## Exercise directions
Tally every line of the material that includes "MONINS", then give the tally and nothing else.

--- BEGIN Data provided ---

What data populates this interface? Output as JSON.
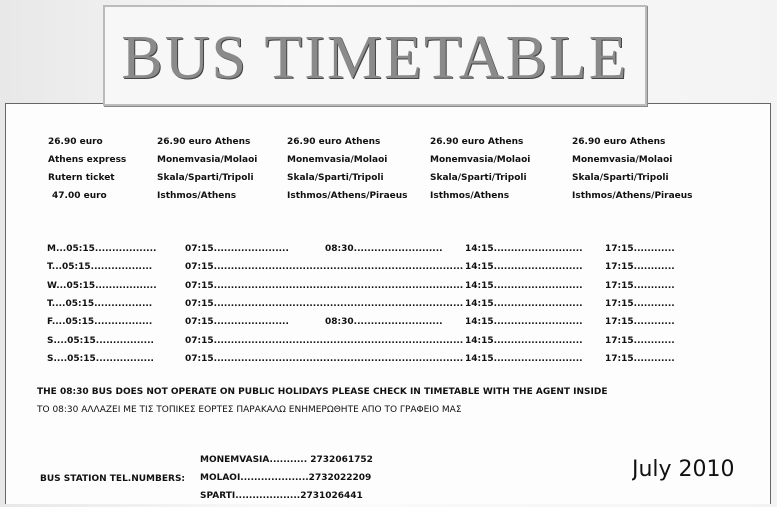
{
  "header": {
    "title": "BUS TIMETABLE"
  },
  "fares": [
    [
      "26.90 euro",
      "Athens express",
      "Rutern ticket",
      "47.00 euro"
    ],
    [
      "26.90 euro Athens",
      "Monemvasia/Molaoi",
      "Skala/Sparti/Tripoli",
      "Isthmos/Athens"
    ],
    [
      "26.90 euro Athens",
      "Monemvasia/Molaoi",
      "Skala/Sparti/Tripoli",
      "Isthmos/Athens/Piraeus"
    ],
    [
      "26.90 euro Athens",
      "Monemvasia/Molaoi",
      "Skala/Sparti/Tripoli",
      "Isthmos/Athens"
    ],
    [
      "26.90 euro Athens",
      "Monemvasia/Molaoi",
      "Skala/Sparti/Tripoli",
      "Isthmos/Athens/Piraeus"
    ]
  ],
  "schedule": {
    "rows": [
      [
        "M...05:15..................",
        "07:15......................",
        "08:30..........................",
        "14:15..........................",
        "17:15............"
      ],
      [
        "T...05:15..................",
        "07:15...........................................................................",
        null,
        "14:15..........................",
        "17:15............"
      ],
      [
        "W...05:15..................",
        "07:15...........................................................................",
        null,
        "14:15..........................",
        "17:15............"
      ],
      [
        "T....05:15.................",
        "07:15...........................................................................",
        null,
        "14:15..........................",
        "17:15............"
      ],
      [
        "F....05:15.................",
        "07:15......................",
        "08:30..........................",
        "14:15..........................",
        "17:15............"
      ],
      [
        "S....05:15.................",
        "07:15...........................................................................",
        null,
        "14:15..........................",
        "17:15............"
      ],
      [
        "S....05:15.................",
        "07:15...........................................................................",
        null,
        "14:15..........................",
        "17:15............"
      ]
    ]
  },
  "notices": [
    "THE 08:30 BUS DOES NOT OPERATE ON PUBLIC HOLIDAYS PLEASE CHECK IN TIMETABLE WITH THE AGENT INSIDE",
    "TO  08:30 ΑΛΛΑΖΕΙ ΜΕ ΤΙΣ ΤΟΠΙΚΕΣ ΕΟΡΤΕΣ ΠΑΡΑΚΑΛΩ ΕΝΗΜΕΡΩΘΗΤΕ ΑΠΟ ΤΟ ΓΡΑΦΕΙΟ ΜΑΣ"
  ],
  "contacts": {
    "label": "BUS STATION TEL.NUMBERS:",
    "phones": [
      "MONEMVASIA........... 2732061752",
      "MOLAOI....................2732022209",
      "SPARTI...................2731026441"
    ]
  },
  "date": "July 2010"
}
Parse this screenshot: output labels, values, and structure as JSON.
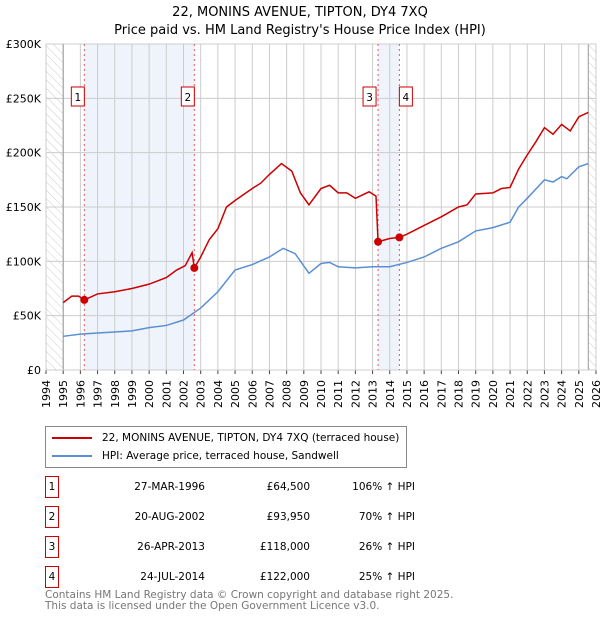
{
  "chart_data": {
    "type": "line",
    "title": "22, MONINS AVENUE, TIPTON, DY4 7XQ",
    "subtitle": "Price paid vs. HM Land Registry's House Price Index (HPI)",
    "xlim": [
      1994,
      2026
    ],
    "ylim": [
      0,
      300000
    ],
    "x_ticks": [
      "1994",
      "1995",
      "1996",
      "1997",
      "1998",
      "1999",
      "2000",
      "2001",
      "2002",
      "2003",
      "2004",
      "2005",
      "2006",
      "2007",
      "2008",
      "2009",
      "2010",
      "2011",
      "2012",
      "2013",
      "2014",
      "2015",
      "2016",
      "2017",
      "2018",
      "2019",
      "2020",
      "2021",
      "2022",
      "2023",
      "2024",
      "2025",
      "2026"
    ],
    "y_ticks": [
      {
        "v": 0,
        "label": "£0"
      },
      {
        "v": 50000,
        "label": "£50K"
      },
      {
        "v": 100000,
        "label": "£100K"
      },
      {
        "v": 150000,
        "label": "£150K"
      },
      {
        "v": 200000,
        "label": "£200K"
      },
      {
        "v": 250000,
        "label": "£250K"
      },
      {
        "v": 300000,
        "label": "£300K"
      }
    ],
    "grid": true,
    "shaded_periods": [
      [
        1996.23,
        2002.63
      ],
      [
        2013.32,
        2014.56
      ]
    ],
    "hatched_before": 1995,
    "hatched_after": 2025.55,
    "series": [
      {
        "name": "22, MONINS AVENUE, TIPTON, DY4 7XQ (terraced house)",
        "color": "#cc0000",
        "points": [
          [
            1995,
            62000
          ],
          [
            1995.5,
            68000
          ],
          [
            1995.9,
            68000
          ],
          [
            1996.23,
            64500
          ],
          [
            1997,
            70000
          ],
          [
            1998,
            72000
          ],
          [
            1999,
            75000
          ],
          [
            2000,
            79000
          ],
          [
            2001,
            85000
          ],
          [
            2001.6,
            92000
          ],
          [
            2002.1,
            96000
          ],
          [
            2002.5,
            108000
          ],
          [
            2002.63,
            93950
          ],
          [
            2003,
            104000
          ],
          [
            2003.5,
            120000
          ],
          [
            2004,
            130000
          ],
          [
            2004.5,
            150000
          ],
          [
            2005,
            156000
          ],
          [
            2006,
            167000
          ],
          [
            2006.5,
            172000
          ],
          [
            2007,
            180000
          ],
          [
            2007.7,
            190000
          ],
          [
            2008.3,
            183000
          ],
          [
            2008.8,
            163000
          ],
          [
            2009.3,
            152000
          ],
          [
            2010,
            167000
          ],
          [
            2010.5,
            170000
          ],
          [
            2011,
            163000
          ],
          [
            2011.5,
            163000
          ],
          [
            2012,
            158000
          ],
          [
            2012.8,
            164000
          ],
          [
            2013.2,
            160000
          ],
          [
            2013.32,
            118000
          ],
          [
            2014,
            121000
          ],
          [
            2014.56,
            122000
          ],
          [
            2015,
            125000
          ],
          [
            2016,
            133000
          ],
          [
            2017,
            141000
          ],
          [
            2018,
            150000
          ],
          [
            2018.5,
            152000
          ],
          [
            2019,
            162000
          ],
          [
            2020,
            163000
          ],
          [
            2020.5,
            167000
          ],
          [
            2021,
            168000
          ],
          [
            2021.5,
            185000
          ],
          [
            2022,
            198000
          ],
          [
            2022.5,
            210000
          ],
          [
            2023,
            223000
          ],
          [
            2023.5,
            217000
          ],
          [
            2024,
            226000
          ],
          [
            2024.5,
            220000
          ],
          [
            2025,
            233000
          ],
          [
            2025.55,
            237000
          ]
        ]
      },
      {
        "name": "HPI: Average price, terraced house, Sandwell",
        "color": "#5b8fd4",
        "points": [
          [
            1995,
            31000
          ],
          [
            1996,
            33000
          ],
          [
            1997,
            34000
          ],
          [
            1998,
            35000
          ],
          [
            1999,
            36000
          ],
          [
            2000,
            39000
          ],
          [
            2001,
            41000
          ],
          [
            2002,
            46000
          ],
          [
            2003,
            57000
          ],
          [
            2004,
            72000
          ],
          [
            2005,
            92000
          ],
          [
            2006,
            97000
          ],
          [
            2007,
            104000
          ],
          [
            2007.8,
            112000
          ],
          [
            2008.5,
            107000
          ],
          [
            2009.3,
            89000
          ],
          [
            2010,
            98000
          ],
          [
            2010.5,
            99000
          ],
          [
            2011,
            95000
          ],
          [
            2012,
            94000
          ],
          [
            2013,
            95000
          ],
          [
            2014,
            95000
          ],
          [
            2015,
            99000
          ],
          [
            2016,
            104000
          ],
          [
            2017,
            112000
          ],
          [
            2018,
            118000
          ],
          [
            2019,
            128000
          ],
          [
            2020,
            131000
          ],
          [
            2021,
            136000
          ],
          [
            2021.5,
            150000
          ],
          [
            2022,
            158000
          ],
          [
            2023,
            175000
          ],
          [
            2023.5,
            173000
          ],
          [
            2024,
            178000
          ],
          [
            2024.3,
            176000
          ],
          [
            2025,
            187000
          ],
          [
            2025.55,
            190000
          ]
        ]
      }
    ],
    "sales": [
      {
        "n": "1",
        "x": 1996.23,
        "y": 64500
      },
      {
        "n": "2",
        "x": 2002.63,
        "y": 93950
      },
      {
        "n": "3",
        "x": 2013.32,
        "y": 118000
      },
      {
        "n": "4",
        "x": 2014.56,
        "y": 122000
      }
    ]
  },
  "legend": {
    "property": "22, MONINS AVENUE, TIPTON, DY4 7XQ (terraced house)",
    "hpi": "HPI: Average price, terraced house, Sandwell"
  },
  "sales_table": [
    {
      "n": "1",
      "date": "27-MAR-1996",
      "price": "£64,500",
      "hpi": "106% ↑ HPI"
    },
    {
      "n": "2",
      "date": "20-AUG-2002",
      "price": "£93,950",
      "hpi": "70% ↑ HPI"
    },
    {
      "n": "3",
      "date": "26-APR-2013",
      "price": "£118,000",
      "hpi": "26% ↑ HPI"
    },
    {
      "n": "4",
      "date": "24-JUL-2014",
      "price": "£122,000",
      "hpi": "25% ↑ HPI"
    }
  ],
  "footer": {
    "line1": "Contains HM Land Registry data © Crown copyright and database right 2025.",
    "line2": "This data is licensed under the Open Government Licence v3.0."
  }
}
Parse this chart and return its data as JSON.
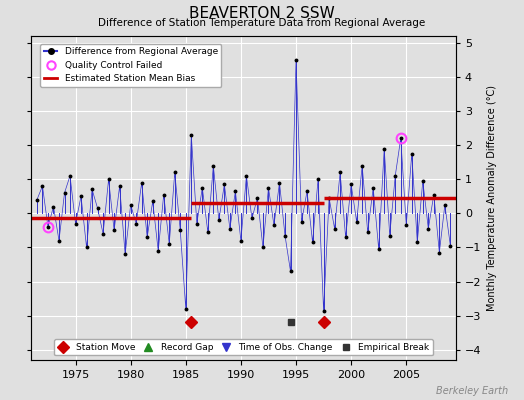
{
  "title": "BEAVERTON 2 SSW",
  "subtitle": "Difference of Station Temperature Data from Regional Average",
  "ylabel": "Monthly Temperature Anomaly Difference (°C)",
  "background_color": "#e0e0e0",
  "plot_bg_color": "#e0e0e0",
  "xlim": [
    1971.0,
    2009.5
  ],
  "ylim": [
    -4.3,
    5.2
  ],
  "yticks": [
    -4,
    -3,
    -2,
    -1,
    0,
    1,
    2,
    3,
    4,
    5
  ],
  "xticks": [
    1975,
    1980,
    1985,
    1990,
    1995,
    2000,
    2005
  ],
  "segment_means": [
    {
      "start": 1971.0,
      "end": 1985.5,
      "value": -0.15
    },
    {
      "start": 1985.5,
      "end": 1997.5,
      "value": 0.3
    },
    {
      "start": 1997.5,
      "end": 2009.5,
      "value": 0.45
    }
  ],
  "station_moves": [
    1985.5,
    1997.5
  ],
  "empirical_breaks": [
    1994.5
  ],
  "time_of_obs_changes": [],
  "record_gaps": [],
  "qc_failed_years": [
    1972.5,
    2004.5
  ],
  "data": [
    [
      1971.5,
      0.4
    ],
    [
      1972.0,
      0.8
    ],
    [
      1972.5,
      -0.4
    ],
    [
      1973.0,
      0.2
    ],
    [
      1973.5,
      -0.8
    ],
    [
      1974.0,
      0.6
    ],
    [
      1974.5,
      1.1
    ],
    [
      1975.0,
      -0.3
    ],
    [
      1975.5,
      0.5
    ],
    [
      1976.0,
      -1.0
    ],
    [
      1976.5,
      0.7
    ],
    [
      1977.0,
      0.15
    ],
    [
      1977.5,
      -0.6
    ],
    [
      1978.0,
      1.0
    ],
    [
      1978.5,
      -0.5
    ],
    [
      1979.0,
      0.8
    ],
    [
      1979.5,
      -1.2
    ],
    [
      1980.0,
      0.25
    ],
    [
      1980.5,
      -0.3
    ],
    [
      1981.0,
      0.9
    ],
    [
      1981.5,
      -0.7
    ],
    [
      1982.0,
      0.35
    ],
    [
      1982.5,
      -1.1
    ],
    [
      1983.0,
      0.55
    ],
    [
      1983.5,
      -0.9
    ],
    [
      1984.0,
      1.2
    ],
    [
      1984.5,
      -0.5
    ],
    [
      1985.0,
      -2.8
    ],
    [
      1985.5,
      2.3
    ],
    [
      1986.0,
      -0.3
    ],
    [
      1986.5,
      0.75
    ],
    [
      1987.0,
      -0.55
    ],
    [
      1987.5,
      1.4
    ],
    [
      1988.0,
      -0.2
    ],
    [
      1988.5,
      0.85
    ],
    [
      1989.0,
      -0.45
    ],
    [
      1989.5,
      0.65
    ],
    [
      1990.0,
      -0.8
    ],
    [
      1990.5,
      1.1
    ],
    [
      1991.0,
      -0.15
    ],
    [
      1991.5,
      0.45
    ],
    [
      1992.0,
      -1.0
    ],
    [
      1992.5,
      0.75
    ],
    [
      1993.0,
      -0.35
    ],
    [
      1993.5,
      0.9
    ],
    [
      1994.0,
      -0.65
    ],
    [
      1994.5,
      -1.7
    ],
    [
      1995.0,
      4.5
    ],
    [
      1995.5,
      -0.25
    ],
    [
      1996.0,
      0.65
    ],
    [
      1996.5,
      -0.85
    ],
    [
      1997.0,
      1.0
    ],
    [
      1997.5,
      -2.85
    ],
    [
      1998.0,
      0.45
    ],
    [
      1998.5,
      -0.45
    ],
    [
      1999.0,
      1.2
    ],
    [
      1999.5,
      -0.7
    ],
    [
      2000.0,
      0.85
    ],
    [
      2000.5,
      -0.25
    ],
    [
      2001.0,
      1.4
    ],
    [
      2001.5,
      -0.55
    ],
    [
      2002.0,
      0.75
    ],
    [
      2002.5,
      -1.05
    ],
    [
      2003.0,
      1.9
    ],
    [
      2003.5,
      -0.65
    ],
    [
      2004.0,
      1.1
    ],
    [
      2004.5,
      2.2
    ],
    [
      2005.0,
      -0.35
    ],
    [
      2005.5,
      1.75
    ],
    [
      2006.0,
      -0.85
    ],
    [
      2006.5,
      0.95
    ],
    [
      2007.0,
      -0.45
    ],
    [
      2007.5,
      0.55
    ],
    [
      2008.0,
      -1.15
    ],
    [
      2008.5,
      0.25
    ],
    [
      2009.0,
      -0.95
    ]
  ],
  "line_color": "#3333cc",
  "marker_color": "#000000",
  "mean_line_color": "#cc0000",
  "qc_color": "#ff44ff",
  "station_move_color": "#cc0000",
  "empirical_break_color": "#333333",
  "marker_bottom": -3.2
}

--- END Data provided ---

## Solution to the exercise
3